** BEGIN **

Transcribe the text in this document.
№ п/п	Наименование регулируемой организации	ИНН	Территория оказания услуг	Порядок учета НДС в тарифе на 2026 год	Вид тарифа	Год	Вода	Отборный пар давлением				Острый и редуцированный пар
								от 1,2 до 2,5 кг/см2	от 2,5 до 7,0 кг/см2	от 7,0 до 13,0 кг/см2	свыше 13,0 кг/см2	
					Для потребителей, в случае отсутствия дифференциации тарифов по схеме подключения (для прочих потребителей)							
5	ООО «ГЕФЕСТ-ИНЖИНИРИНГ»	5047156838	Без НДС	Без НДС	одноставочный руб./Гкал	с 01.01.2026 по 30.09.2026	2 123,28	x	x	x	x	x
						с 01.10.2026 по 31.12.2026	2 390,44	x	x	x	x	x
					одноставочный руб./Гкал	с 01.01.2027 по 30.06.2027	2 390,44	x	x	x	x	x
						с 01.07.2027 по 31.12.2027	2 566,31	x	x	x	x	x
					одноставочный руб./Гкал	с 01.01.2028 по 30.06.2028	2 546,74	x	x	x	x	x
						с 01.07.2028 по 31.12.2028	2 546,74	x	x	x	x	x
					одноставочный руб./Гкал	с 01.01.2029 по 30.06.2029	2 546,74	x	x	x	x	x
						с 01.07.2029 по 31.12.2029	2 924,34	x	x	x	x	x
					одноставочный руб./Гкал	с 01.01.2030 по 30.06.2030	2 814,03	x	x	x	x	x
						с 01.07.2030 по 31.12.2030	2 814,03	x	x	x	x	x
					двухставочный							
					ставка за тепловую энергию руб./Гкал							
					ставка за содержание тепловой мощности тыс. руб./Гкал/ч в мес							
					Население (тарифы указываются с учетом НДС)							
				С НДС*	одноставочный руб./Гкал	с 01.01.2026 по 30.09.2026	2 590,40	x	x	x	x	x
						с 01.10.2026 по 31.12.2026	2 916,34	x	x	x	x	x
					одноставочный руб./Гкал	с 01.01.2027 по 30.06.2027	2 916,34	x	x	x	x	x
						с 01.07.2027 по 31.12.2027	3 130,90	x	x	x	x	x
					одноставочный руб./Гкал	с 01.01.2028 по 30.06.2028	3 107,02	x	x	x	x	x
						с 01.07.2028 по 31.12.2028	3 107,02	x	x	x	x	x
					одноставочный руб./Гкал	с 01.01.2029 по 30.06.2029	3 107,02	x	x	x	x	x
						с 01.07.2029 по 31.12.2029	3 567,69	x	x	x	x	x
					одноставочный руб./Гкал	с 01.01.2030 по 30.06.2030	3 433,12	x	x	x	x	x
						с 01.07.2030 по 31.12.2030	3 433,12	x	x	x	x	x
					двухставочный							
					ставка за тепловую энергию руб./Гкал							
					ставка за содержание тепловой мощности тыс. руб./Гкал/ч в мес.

** END **
** BEGIN **

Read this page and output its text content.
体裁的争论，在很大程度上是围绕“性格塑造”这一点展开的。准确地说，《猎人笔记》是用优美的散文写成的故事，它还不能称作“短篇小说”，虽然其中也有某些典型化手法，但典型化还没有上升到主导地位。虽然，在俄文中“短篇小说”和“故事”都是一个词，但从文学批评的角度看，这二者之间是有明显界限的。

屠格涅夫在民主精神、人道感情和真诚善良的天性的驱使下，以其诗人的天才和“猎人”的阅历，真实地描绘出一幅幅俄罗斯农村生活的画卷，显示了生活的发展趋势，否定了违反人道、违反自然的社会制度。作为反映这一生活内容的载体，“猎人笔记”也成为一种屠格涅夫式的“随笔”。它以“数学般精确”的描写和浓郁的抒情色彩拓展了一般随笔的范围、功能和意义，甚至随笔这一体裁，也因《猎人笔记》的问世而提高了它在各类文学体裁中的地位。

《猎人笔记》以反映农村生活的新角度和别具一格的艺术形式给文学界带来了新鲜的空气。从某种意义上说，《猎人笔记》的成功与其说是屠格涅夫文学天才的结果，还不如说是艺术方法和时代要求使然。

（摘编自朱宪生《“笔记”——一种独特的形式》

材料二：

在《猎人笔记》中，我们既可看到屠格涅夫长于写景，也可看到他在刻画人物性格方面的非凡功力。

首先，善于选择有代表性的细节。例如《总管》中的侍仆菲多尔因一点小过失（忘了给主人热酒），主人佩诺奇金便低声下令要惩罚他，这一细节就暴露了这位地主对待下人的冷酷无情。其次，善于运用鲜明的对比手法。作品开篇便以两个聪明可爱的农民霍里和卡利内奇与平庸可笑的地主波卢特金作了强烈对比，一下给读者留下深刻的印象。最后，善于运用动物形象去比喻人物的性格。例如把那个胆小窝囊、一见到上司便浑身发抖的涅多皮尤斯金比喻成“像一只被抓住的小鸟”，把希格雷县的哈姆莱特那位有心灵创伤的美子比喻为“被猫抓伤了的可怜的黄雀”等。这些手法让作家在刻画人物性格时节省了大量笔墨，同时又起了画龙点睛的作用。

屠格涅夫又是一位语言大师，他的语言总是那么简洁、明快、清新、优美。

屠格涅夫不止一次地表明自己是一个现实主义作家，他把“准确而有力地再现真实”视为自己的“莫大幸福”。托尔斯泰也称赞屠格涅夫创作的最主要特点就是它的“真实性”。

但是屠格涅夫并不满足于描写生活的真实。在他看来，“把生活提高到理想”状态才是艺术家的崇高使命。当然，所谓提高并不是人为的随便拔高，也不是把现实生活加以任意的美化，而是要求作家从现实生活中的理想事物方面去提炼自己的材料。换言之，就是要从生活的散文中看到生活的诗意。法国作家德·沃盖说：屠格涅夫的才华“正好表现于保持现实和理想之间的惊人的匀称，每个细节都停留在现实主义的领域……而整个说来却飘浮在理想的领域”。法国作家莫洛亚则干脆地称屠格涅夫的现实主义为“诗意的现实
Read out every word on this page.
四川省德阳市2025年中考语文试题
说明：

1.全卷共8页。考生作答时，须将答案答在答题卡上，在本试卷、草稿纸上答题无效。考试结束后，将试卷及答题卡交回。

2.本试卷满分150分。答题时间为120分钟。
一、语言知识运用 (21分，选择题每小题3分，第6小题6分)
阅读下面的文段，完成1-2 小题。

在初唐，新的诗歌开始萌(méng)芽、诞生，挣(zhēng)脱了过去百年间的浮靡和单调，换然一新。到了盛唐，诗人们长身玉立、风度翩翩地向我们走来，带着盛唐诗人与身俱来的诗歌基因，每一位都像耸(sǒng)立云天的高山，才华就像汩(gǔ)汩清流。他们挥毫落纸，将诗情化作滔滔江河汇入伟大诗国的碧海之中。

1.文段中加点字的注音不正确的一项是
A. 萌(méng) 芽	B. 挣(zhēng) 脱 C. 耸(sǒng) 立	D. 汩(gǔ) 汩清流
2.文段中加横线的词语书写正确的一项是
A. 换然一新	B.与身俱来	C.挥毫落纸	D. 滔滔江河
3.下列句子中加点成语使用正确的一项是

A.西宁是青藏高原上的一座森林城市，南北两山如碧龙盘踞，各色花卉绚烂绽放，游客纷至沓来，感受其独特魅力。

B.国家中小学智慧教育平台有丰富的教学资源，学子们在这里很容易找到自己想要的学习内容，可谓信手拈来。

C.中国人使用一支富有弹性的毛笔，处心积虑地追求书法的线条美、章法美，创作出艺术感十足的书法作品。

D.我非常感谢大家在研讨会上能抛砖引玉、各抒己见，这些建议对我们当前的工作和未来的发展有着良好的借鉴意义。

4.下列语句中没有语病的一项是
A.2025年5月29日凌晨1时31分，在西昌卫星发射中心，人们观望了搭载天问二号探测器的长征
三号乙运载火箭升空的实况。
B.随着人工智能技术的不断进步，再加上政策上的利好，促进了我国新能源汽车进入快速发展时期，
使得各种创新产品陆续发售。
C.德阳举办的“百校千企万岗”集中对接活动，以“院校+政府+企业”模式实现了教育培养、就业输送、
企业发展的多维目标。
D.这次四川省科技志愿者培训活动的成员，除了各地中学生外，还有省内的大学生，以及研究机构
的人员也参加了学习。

** END **
** BEGIN **

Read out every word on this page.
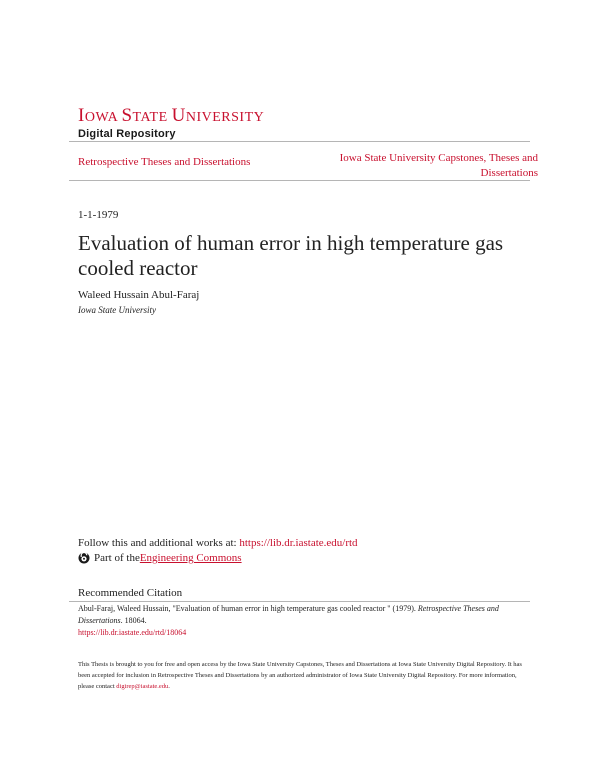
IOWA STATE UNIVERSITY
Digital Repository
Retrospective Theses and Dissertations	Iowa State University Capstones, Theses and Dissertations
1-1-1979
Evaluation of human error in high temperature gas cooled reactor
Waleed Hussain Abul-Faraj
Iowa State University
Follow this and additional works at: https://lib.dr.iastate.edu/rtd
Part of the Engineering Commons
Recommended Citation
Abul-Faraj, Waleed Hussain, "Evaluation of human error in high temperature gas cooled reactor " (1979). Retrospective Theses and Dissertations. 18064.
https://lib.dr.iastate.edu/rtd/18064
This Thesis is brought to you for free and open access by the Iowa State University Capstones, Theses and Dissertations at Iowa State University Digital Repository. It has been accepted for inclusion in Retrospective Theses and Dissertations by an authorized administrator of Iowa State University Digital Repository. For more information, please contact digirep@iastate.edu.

** END **

# [The task]
Identify the lines above with the word "ставка". Copy them.

# [Worked solution]
					ставка за тепловую энергию руб./Гкал							
					ставка за содержание тепловой мощности тыс. руб./Гкал/ч в мес							
					ставка за тепловую энергию руб./Гкал							
					ставка за содержание тепловой мощности тыс. руб./Гкал/ч в мес.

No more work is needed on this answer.